EXERCISE: Reproduce every entry exactly.
_ _ _ _
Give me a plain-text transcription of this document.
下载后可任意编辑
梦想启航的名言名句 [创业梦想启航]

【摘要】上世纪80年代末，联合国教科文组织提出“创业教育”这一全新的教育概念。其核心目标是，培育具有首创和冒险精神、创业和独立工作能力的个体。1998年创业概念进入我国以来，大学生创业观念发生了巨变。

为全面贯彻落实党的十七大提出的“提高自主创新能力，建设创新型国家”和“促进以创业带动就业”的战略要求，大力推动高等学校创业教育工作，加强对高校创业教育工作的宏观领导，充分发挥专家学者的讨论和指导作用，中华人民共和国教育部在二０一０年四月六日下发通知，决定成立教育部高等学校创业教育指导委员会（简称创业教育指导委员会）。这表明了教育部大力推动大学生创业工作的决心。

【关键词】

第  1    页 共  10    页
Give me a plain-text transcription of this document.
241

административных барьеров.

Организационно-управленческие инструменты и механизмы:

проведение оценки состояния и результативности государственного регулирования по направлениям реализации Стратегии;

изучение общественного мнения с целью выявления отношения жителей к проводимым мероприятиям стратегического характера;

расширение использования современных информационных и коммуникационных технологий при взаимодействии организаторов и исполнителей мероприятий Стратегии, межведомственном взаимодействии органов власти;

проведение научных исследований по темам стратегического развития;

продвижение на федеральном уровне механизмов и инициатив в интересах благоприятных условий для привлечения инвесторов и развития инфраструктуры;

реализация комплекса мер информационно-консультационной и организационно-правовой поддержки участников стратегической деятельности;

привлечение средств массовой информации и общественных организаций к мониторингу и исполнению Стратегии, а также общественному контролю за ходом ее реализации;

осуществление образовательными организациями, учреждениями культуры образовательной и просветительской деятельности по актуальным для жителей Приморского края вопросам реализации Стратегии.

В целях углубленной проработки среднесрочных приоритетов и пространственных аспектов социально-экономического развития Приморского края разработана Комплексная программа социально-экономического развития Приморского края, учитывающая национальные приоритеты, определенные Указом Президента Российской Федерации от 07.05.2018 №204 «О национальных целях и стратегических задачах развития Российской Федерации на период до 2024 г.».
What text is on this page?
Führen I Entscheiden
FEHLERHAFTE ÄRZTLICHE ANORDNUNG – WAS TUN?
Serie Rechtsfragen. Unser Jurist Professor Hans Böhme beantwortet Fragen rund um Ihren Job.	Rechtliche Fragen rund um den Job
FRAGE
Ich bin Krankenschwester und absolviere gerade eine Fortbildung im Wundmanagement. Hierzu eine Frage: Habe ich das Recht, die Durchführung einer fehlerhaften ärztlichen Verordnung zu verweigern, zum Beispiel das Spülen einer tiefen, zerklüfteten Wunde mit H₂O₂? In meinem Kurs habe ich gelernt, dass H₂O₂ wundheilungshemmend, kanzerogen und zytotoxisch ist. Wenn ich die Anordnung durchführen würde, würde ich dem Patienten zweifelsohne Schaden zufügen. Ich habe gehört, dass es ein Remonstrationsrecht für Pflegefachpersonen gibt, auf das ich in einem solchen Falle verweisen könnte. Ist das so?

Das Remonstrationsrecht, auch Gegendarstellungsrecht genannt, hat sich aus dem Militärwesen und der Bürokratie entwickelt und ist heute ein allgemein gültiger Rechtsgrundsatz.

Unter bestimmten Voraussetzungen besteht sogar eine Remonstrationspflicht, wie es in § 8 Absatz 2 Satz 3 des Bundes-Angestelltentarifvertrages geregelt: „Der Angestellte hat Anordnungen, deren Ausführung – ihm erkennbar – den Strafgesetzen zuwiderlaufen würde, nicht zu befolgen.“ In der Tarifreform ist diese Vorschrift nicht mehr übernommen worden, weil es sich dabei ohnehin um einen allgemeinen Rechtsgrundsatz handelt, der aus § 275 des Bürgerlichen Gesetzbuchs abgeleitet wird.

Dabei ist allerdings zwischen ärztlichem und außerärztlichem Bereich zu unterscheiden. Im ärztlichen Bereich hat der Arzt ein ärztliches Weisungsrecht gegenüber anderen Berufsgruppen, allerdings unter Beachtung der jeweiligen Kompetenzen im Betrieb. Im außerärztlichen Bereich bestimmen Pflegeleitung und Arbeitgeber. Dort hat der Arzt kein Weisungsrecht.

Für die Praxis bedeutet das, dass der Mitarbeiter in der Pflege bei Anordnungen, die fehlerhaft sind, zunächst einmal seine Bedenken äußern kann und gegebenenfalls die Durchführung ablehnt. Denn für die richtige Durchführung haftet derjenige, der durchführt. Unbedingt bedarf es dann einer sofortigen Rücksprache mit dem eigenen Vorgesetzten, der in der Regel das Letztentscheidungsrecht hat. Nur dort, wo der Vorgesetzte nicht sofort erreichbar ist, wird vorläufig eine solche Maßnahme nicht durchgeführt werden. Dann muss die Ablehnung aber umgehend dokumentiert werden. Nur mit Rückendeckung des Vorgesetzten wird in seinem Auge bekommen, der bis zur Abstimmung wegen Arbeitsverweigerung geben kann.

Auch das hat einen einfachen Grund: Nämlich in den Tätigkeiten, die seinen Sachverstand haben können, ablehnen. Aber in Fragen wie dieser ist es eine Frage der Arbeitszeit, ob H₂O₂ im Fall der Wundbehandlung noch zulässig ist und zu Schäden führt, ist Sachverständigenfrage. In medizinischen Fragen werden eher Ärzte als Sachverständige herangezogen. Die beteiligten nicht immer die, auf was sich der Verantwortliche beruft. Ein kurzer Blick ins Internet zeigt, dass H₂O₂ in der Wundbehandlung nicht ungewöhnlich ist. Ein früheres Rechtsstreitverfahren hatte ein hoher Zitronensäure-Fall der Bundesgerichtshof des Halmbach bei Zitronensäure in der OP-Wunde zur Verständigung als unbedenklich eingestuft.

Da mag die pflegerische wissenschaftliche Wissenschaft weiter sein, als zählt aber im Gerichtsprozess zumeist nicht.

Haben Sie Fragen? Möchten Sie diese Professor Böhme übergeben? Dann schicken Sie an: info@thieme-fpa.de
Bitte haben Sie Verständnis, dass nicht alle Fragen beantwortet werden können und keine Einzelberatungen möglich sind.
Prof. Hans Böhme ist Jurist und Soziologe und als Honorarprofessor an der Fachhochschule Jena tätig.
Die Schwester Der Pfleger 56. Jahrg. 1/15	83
_ _ _ _
TASK SOLUTION:
Give me a plain-text transcription of this document.
下载后可任意编辑
梦想启航的名言名句 [创业梦想启航]

【摘要】上世纪80年代末，联合国教科文组织提出“创业教育”这一全新的教育概念。其核心目标是，培育具有首创和冒险精神、创业和独立工作能力的个体。1998年创业概念进入我国以来，大学生创业观念发生了巨变。

为全面贯彻落实党的十七大提出的“提高自主创新能力，建设创新型国家”和“促进以创业带动就业”的战略要求，大力推动高等学校创业教育工作，加强对高校创业教育工作的宏观领导，充分发挥专家学者的讨论和指导作用，中华人民共和国教育部在二０一０年四月六日下发通知，决定成立教育部高等学校创业教育指导委员会（简称创业教育指导委员会）。这表明了教育部大力推动大学生创业工作的决心。

【关键词】

第  1    页 共  10    页
Give me a plain-text transcription of this document.
241

административных барьеров.

Организационно-управленческие инструменты и механизмы:

проведение оценки состояния и результативности государственного регулирования по направлениям реализации Стратегии;

изучение общественного мнения с целью выявления отношения жителей к проводимым мероприятиям стратегического характера;

расширение использования современных информационных и коммуникационных технологий при взаимодействии организаторов и исполнителей мероприятий Стратегии, межведомственном взаимодействии органов власти;

проведение научных исследований по темам стратегического развития;

продвижение на федеральном уровне механизмов и инициатив в интересах благоприятных условий для привлечения инвесторов и развития инфраструктуры;

реализация комплекса мер информационно-консультационной и организационно-правовой поддержки участников стратегической деятельности;

привлечение средств массовой информации и общественных организаций к мониторингу и исполнению Стратегии, а также общественному контролю за ходом ее реализации;

осуществление образовательными организациями, учреждениями культуры образовательной и просветительской деятельности по актуальным для жителей Приморского края вопросам реализации Стратегии.

В целях углубленной проработки среднесрочных приоритетов и пространственных аспектов социально-экономического развития Приморского края разработана Комплексная программа социально-экономического развития Приморского края, учитывающая национальные приоритеты, определенные Указом Президента Российской Федерации от 07.05.2018 №204 «О национальных целях и стратегических задачах развития Российской Федерации на период до 2024 г.».
What text is on this page?
Führen I Entscheiden
FEHLERHAFTE ÄRZTLICHE ANORDNUNG – WAS TUN?
Serie Rechtsfragen. Unser Jurist Professor Hans Böhme beantwortet Fragen rund um Ihren Job.	Rechtliche Fragen rund um den Job
FRAGE
Ich bin Krankenschwester und absolviere gerade eine Fortbildung im Wundmanagement. Hierzu eine Frage: Habe ich das Recht, die Durchführung einer fehlerhaften ärztlichen Verordnung zu verweigern, zum Beispiel das Spülen einer tiefen, zerklüfteten Wunde mit H₂O₂? In meinem Kurs habe ich gelernt, dass H₂O₂ wundheilungshemmend, kanzerogen und zytotoxisch ist. Wenn ich die Anordnung durchführen würde, würde ich dem Patienten zweifelsohne Schaden zufügen. Ich habe gehört, dass es ein Remonstrationsrecht für Pflegefachpersonen gibt, auf das ich in einem solchen Falle verweisen könnte. Ist das so?

Das Remonstrationsrecht, auch Gegendarstellungsrecht genannt, hat sich aus dem Militärwesen und der Bürokratie entwickelt und ist heute ein allgemein gültiger Rechtsgrundsatz.

Unter bestimmten Voraussetzungen besteht sogar eine Remonstrationspflicht, wie es in § 8 Absatz 2 Satz 3 des Bundes-Angestelltentarifvertrages geregelt: „Der Angestellte hat Anordnungen, deren Ausführung – ihm erkennbar – den Strafgesetzen zuwiderlaufen würde, nicht zu befolgen.“ In der Tarifreform ist diese Vorschrift nicht mehr übernommen worden, weil es sich dabei ohnehin um einen allgemeinen Rechtsgrundsatz handelt, der aus § 275 des Bürgerlichen Gesetzbuchs abgeleitet wird.

Dabei ist allerdings zwischen ärztlichem und außerärztlichem Bereich zu unterscheiden. Im ärztlichen Bereich hat der Arzt ein ärztliches Weisungsrecht gegenüber anderen Berufsgruppen, allerdings unter Beachtung der jeweiligen Kompetenzen im Betrieb. Im außerärztlichen Bereich bestimmen Pflegeleitung und Arbeitgeber. Dort hat der Arzt kein Weisungsrecht.

Für die Praxis bedeutet das, dass der Mitarbeiter in der Pflege bei Anordnungen, die fehlerhaft sind, zunächst einmal seine Bedenken äußern kann und gegebenenfalls die Durchführung ablehnt. Denn für die richtige Durchführung haftet derjenige, der durchführt. Unbedingt bedarf es dann einer sofortigen Rücksprache mit dem eigenen Vorgesetzten, der in der Regel das Letztentscheidungsrecht hat. Nur dort, wo der Vorgesetzte nicht sofort erreichbar ist, wird vorläufig eine solche Maßnahme nicht durchgeführt werden. Dann muss die Ablehnung aber umgehend dokumentiert werden. Nur mit Rückendeckung des Vorgesetzten wird in seinem Auge bekommen, der bis zur Abstimmung wegen Arbeitsverweigerung geben kann.

Auch das hat einen einfachen Grund: Nämlich in den Tätigkeiten, die seinen Sachverstand haben können, ablehnen. Aber in Fragen wie dieser ist es eine Frage der Arbeitszeit, ob H₂O₂ im Fall der Wundbehandlung noch zulässig ist und zu Schäden führt, ist Sachverständigenfrage. In medizinischen Fragen werden eher Ärzte als Sachverständige herangezogen. Die beteiligten nicht immer die, auf was sich der Verantwortliche beruft. Ein kurzer Blick ins Internet zeigt, dass H₂O₂ in der Wundbehandlung nicht ungewöhnlich ist. Ein früheres Rechtsstreitverfahren hatte ein hoher Zitronensäure-Fall der Bundesgerichtshof des Halmbach bei Zitronensäure in der OP-Wunde zur Verständigung als unbedenklich eingestuft.

Da mag die pflegerische wissenschaftliche Wissenschaft weiter sein, als zählt aber im Gerichtsprozess zumeist nicht.

Haben Sie Fragen? Möchten Sie diese Professor Böhme übergeben? Dann schicken Sie an: info@thieme-fpa.de
Bitte haben Sie Verständnis, dass nicht alle Fragen beantwortet werden können und keine Einzelberatungen möglich sind.
Prof. Hans Böhme ist Jurist und Soziologe und als Honorarprofessor an der Fachhochschule Jena tätig.
Die Schwester Der Pfleger 56. Jahrg. 1/15	83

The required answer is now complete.